## Exercise requirements
In the records below, tally every line containing "General". Report only the total.

## Data supplied
====================

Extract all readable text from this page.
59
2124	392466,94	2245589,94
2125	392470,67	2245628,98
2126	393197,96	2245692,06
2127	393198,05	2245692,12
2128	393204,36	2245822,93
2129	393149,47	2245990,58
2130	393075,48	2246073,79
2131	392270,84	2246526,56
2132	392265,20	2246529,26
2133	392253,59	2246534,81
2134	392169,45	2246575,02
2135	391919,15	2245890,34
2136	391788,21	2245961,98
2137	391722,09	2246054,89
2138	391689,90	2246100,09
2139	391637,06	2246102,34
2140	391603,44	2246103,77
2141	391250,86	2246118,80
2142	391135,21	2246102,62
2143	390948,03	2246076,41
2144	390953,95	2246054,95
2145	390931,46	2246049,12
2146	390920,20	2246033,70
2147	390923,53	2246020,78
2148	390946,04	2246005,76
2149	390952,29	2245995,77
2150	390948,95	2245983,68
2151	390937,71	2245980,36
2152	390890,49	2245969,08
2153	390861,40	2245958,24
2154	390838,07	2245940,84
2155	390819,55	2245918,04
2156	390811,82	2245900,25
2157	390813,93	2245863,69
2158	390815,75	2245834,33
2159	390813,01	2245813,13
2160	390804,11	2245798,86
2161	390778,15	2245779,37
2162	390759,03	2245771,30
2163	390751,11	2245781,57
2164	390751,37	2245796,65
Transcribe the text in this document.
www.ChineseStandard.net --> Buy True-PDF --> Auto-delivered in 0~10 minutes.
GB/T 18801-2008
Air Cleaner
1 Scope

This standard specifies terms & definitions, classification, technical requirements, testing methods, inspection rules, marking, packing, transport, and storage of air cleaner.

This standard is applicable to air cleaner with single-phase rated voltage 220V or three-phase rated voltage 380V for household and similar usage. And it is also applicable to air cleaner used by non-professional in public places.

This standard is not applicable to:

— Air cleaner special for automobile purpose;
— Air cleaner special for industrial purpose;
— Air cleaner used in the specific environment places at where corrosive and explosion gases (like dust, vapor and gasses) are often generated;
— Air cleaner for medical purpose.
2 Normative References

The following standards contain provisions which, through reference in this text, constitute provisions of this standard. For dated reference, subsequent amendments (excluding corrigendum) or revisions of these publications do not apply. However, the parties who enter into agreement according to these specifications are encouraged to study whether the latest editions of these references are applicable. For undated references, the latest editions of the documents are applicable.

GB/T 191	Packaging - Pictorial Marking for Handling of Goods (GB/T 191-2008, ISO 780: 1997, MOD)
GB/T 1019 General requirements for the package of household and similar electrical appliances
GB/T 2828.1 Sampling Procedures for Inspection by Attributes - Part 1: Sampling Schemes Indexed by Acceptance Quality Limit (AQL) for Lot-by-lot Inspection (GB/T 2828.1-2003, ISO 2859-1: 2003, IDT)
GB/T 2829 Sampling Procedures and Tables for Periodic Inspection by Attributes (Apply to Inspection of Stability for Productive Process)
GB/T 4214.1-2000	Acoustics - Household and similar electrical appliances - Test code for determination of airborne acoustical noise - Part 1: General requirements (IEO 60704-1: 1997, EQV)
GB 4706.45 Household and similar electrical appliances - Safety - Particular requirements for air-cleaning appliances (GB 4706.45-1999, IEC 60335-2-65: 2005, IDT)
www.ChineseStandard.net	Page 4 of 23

====================

## Result for this task
2